-- Records provided --
--- START ---

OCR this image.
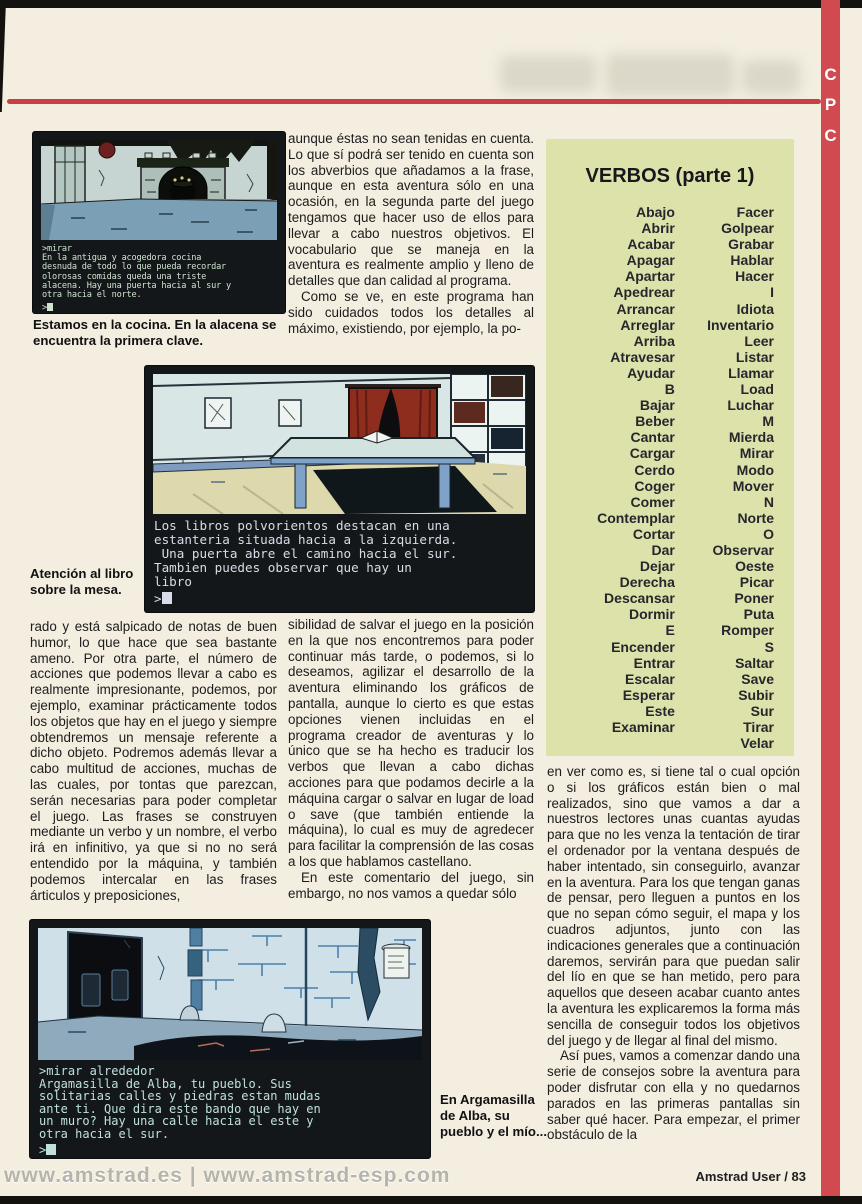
C
P
C
>mirar
En la antigua y acogedora cocina
desnuda de todo lo que pueda recordar
olorosas comidas queda una triste
alacena. Hay una puerta hacia al sur y
otra hacia el norte.
>
Estamos en la cocina. En la alacena se encuentra la primera clave.

aunque éstas no sean tenidas en cuenta. Lo que sí podrá ser tenido en cuenta son los abverbios que añadamos a la frase, aunque en esta aventura sólo en una ocasión, en la segunda parte del juego tengamos que hacer uso de ellos para llevar a cabo nuestros objetivos. El vocabulario que se maneja en la aventura es realmente amplio y lleno de detalles que dan calidad al programa.

Como se ve, en este programa han sido cuidados todos los detalles al máximo, existiendo, por ejemplo, la po-

VERBOS (parte 1)
Abajo
Abrir
Acabar
Apagar
Apartar
Apedrear
Arrancar
Arreglar
Arriba
Atravesar
Ayudar
B
Bajar
Beber
Cantar
Cargar
Cerdo
Coger
Comer
Contemplar
Cortar
Dar
Dejar
Derecha
Descansar
Dormir
E
Encender
Entrar
Escalar
Esperar
Este
Examinar
Facer
Golpear
Grabar
Hablar
Hacer
I
Idiota
Inventario
Leer
Listar
Llamar
Load
Luchar
M
Mierda
Mirar
Modo
Mover
N
Norte
O
Observar
Oeste
Picar
Poner
Puta
Romper
S
Saltar
Save
Subir
Sur
Tirar
Velar
Los libros polvorientos destacan en una
estanteria situada hacia a la izquierda.
Una puerta abre el camino hacia el sur.
Tambien puedes observar que hay un
libro
>
Atención al libro sobre la mesa.

rado y está salpicado de notas de buen humor, lo que hace que sea bastante ameno. Por otra parte, el número de acciones que podemos llevar a cabo es realmente impresionante, podemos, por ejemplo, examinar prácticamente todos los objetos que hay en el juego y siempre obtendremos un mensaje referente a dicho objeto. Podremos además llevar a cabo multitud de acciones, muchas de las cuales, por tontas que parezcan, serán necesarias para poder completar el juego. Las frases se construyen mediante un verbo y un nombre, el verbo irá en infinitivo, ya que si no no será entendido por la máquina, y también podemos intercalar en las frases árticulos y preposiciones,

sibilidad de salvar el juego en la posición en la que nos encontremos para poder continuar más tarde, o podemos, si lo deseamos, agilizar el desarrollo de la aventura eliminando los gráficos de pantalla, aunque lo cierto es que estas opciones vienen incluidas en el programa creador de aventuras y lo único que se ha hecho es traducir los verbos que llevan a cabo dichas acciones para que podamos decirle a la máquina cargar o salvar en lugar de load o save (que también entiende la máquina), lo cual es muy de agredecer para facilitar la comprensión de las cosas a los que hablamos castellano.

En este comentario del juego, sin embargo, no nos vamos a quedar sólo

en ver como es, si tiene tal o cual opción o si los gráficos están bien o mal realizados, sino que vamos a dar a nuestros lectores unas cuantas ayudas para que no les venza la tentación de tirar el ordenador por la ventana después de haber intentado, sin conseguirlo, avanzar en la aventura. Para los que tengan ganas de pensar, pero lleguen a puntos en los que no sepan cómo seguir, el mapa y los cuadros adjuntos, junto con las indicaciones generales que a continuación daremos, servirán para que puedan salir del lío en que se han metido, pero para aquellos que deseen acabar cuanto antes la aventura les explicaremos la forma más sencilla de conseguir todos los objetivos del juego y de llegar al final del mismo.

Así pues, vamos a comenzar dando una serie de consejos sobre la aventura para poder disfrutar con ella y no quedarnos parados en las primeras pantallas sin saber qué hacer. Para empezar, el primer obstáculo de la

>mirar alrededor
Argamasilla de Alba, tu pueblo. Sus
solitarias calles y piedras estan mudas
ante ti. Que dira este bando que hay en
un muro? Hay una calle hacia el este y
otra hacia el sur.
>
En Argamasilla de Alba, su pueblo y el mío...
Amstrad User / 83
www.amstrad.es | www.amstrad-esp.com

--- END ---

-- Instruction --
What is the number of lines in the data holding the word "alacena"? Reply with that number only.

-- Response --
2